> **WHAT THE EXERCISE ASKS**: Can you reproduce the data beneath, keeping every line exact?

++++ THE INPUT ++++

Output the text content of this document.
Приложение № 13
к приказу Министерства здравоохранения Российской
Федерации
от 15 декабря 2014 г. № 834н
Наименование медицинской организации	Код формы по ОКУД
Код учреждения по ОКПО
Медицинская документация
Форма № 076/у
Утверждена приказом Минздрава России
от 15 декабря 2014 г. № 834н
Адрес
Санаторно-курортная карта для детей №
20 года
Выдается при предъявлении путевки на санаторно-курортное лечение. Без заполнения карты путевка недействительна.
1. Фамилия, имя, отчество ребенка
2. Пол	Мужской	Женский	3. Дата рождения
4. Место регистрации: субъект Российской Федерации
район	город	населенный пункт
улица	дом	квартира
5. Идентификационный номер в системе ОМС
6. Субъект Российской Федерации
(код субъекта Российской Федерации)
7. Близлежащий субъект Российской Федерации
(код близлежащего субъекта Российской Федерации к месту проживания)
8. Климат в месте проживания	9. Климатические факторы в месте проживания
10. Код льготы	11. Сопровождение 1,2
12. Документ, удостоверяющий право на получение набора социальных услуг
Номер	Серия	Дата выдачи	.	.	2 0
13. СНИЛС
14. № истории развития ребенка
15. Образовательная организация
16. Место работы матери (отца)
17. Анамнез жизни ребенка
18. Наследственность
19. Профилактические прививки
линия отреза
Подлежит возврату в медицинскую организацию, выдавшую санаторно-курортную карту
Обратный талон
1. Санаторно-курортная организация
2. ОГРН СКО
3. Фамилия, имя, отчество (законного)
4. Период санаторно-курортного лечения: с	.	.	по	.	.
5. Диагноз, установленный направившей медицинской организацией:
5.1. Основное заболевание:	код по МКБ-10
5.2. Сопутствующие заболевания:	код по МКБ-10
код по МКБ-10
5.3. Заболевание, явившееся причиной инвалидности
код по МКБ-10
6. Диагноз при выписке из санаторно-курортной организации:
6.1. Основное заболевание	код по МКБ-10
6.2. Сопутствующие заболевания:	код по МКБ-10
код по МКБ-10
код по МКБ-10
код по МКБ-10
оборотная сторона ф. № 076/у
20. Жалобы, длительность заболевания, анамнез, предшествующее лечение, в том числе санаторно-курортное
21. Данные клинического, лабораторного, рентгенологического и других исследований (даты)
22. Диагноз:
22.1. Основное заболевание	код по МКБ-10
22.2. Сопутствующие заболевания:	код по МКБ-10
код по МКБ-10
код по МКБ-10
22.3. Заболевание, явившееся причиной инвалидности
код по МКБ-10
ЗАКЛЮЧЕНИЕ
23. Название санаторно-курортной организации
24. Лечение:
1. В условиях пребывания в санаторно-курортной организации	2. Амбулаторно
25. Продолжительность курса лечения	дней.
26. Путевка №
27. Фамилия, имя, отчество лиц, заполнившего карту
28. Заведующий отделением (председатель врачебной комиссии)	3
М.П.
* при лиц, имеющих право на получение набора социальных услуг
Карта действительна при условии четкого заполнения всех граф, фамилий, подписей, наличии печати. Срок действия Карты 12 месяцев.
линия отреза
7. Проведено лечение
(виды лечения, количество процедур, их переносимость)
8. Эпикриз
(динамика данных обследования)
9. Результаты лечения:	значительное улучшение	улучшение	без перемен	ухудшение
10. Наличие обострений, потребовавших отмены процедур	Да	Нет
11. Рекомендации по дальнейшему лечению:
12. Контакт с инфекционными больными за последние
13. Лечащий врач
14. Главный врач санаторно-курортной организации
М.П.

++++

> **THE OUTPUT**:
Output the text content of this document.
Приложение № 13
к приказу Министерства здравоохранения Российской
Федерации
от 15 декабря 2014 г. № 834н
Наименование медицинской организации	Код формы по ОКУД
Код учреждения по ОКПО
Медицинская документация
Форма № 076/у
Утверждена приказом Минздрава России
от 15 декабря 2014 г. № 834н
Адрес
Санаторно-курортная карта для детей №
20 года
Выдается при предъявлении путевки на санаторно-курортное лечение. Без заполнения карты путевка недействительна.
1. Фамилия, имя, отчество ребенка
2. Пол	Мужской	Женский	3. Дата рождения
4. Место регистрации: субъект Российской Федерации
район	город	населенный пункт
улица	дом	квартира
5. Идентификационный номер в системе ОМС
6. Субъект Российской Федерации
(код субъекта Российской Федерации)
7. Близлежащий субъект Российской Федерации
(код близлежащего субъекта Российской Федерации к месту проживания)
8. Климат в месте проживания	9. Климатические факторы в месте проживания
10. Код льготы	11. Сопровождение 1,2
12. Документ, удостоверяющий право на получение набора социальных услуг
Номер	Серия	Дата выдачи	.	.	2 0
13. СНИЛС
14. № истории развития ребенка
15. Образовательная организация
16. Место работы матери (отца)
17. Анамнез жизни ребенка
18. Наследственность
19. Профилактические прививки
линия отреза
Подлежит возврату в медицинскую организацию, выдавшую санаторно-курортную карту
Обратный талон
1. Санаторно-курортная организация
2. ОГРН СКО
3. Фамилия, имя, отчество (законного)
4. Период санаторно-курортного лечения: с	.	.	по	.	.
5. Диагноз, установленный направившей медицинской организацией:
5.1. Основное заболевание:	код по МКБ-10
5.2. Сопутствующие заболевания:	код по МКБ-10
код по МКБ-10
5.3. Заболевание, явившееся причиной инвалидности
код по МКБ-10
6. Диагноз при выписке из санаторно-курортной организации:
6.1. Основное заболевание	код по МКБ-10
6.2. Сопутствующие заболевания:	код по МКБ-10
код по МКБ-10
код по МКБ-10
код по МКБ-10
оборотная сторона ф. № 076/у
20. Жалобы, длительность заболевания, анамнез, предшествующее лечение, в том числе санаторно-курортное
21. Данные клинического, лабораторного, рентгенологического и других исследований (даты)
22. Диагноз:
22.1. Основное заболевание	код по МКБ-10
22.2. Сопутствующие заболевания:	код по МКБ-10
код по МКБ-10
код по МКБ-10
22.3. Заболевание, явившееся причиной инвалидности
код по МКБ-10
ЗАКЛЮЧЕНИЕ
23. Название санаторно-курортной организации
24. Лечение:
1. В условиях пребывания в санаторно-курортной организации	2. Амбулаторно
25. Продолжительность курса лечения	дней.
26. Путевка №
27. Фамилия, имя, отчество лиц, заполнившего карту
28. Заведующий отделением (председатель врачебной комиссии)	3
М.П.
* при лиц, имеющих право на получение набора социальных услуг
Карта действительна при условии четкого заполнения всех граф, фамилий, подписей, наличии печати. Срок действия Карты 12 месяцев.
линия отреза
7. Проведено лечение
(виды лечения, количество процедур, их переносимость)
8. Эпикриз
(динамика данных обследования)
9. Результаты лечения:	значительное улучшение	улучшение	без перемен	ухудшение
10. Наличие обострений, потребовавших отмены процедур	Да	Нет
11. Рекомендации по дальнейшему лечению:
12. Контакт с инфекционными больными за последние
13. Лечащий врач
14. Главный врач санаторно-курортной организации
М.П.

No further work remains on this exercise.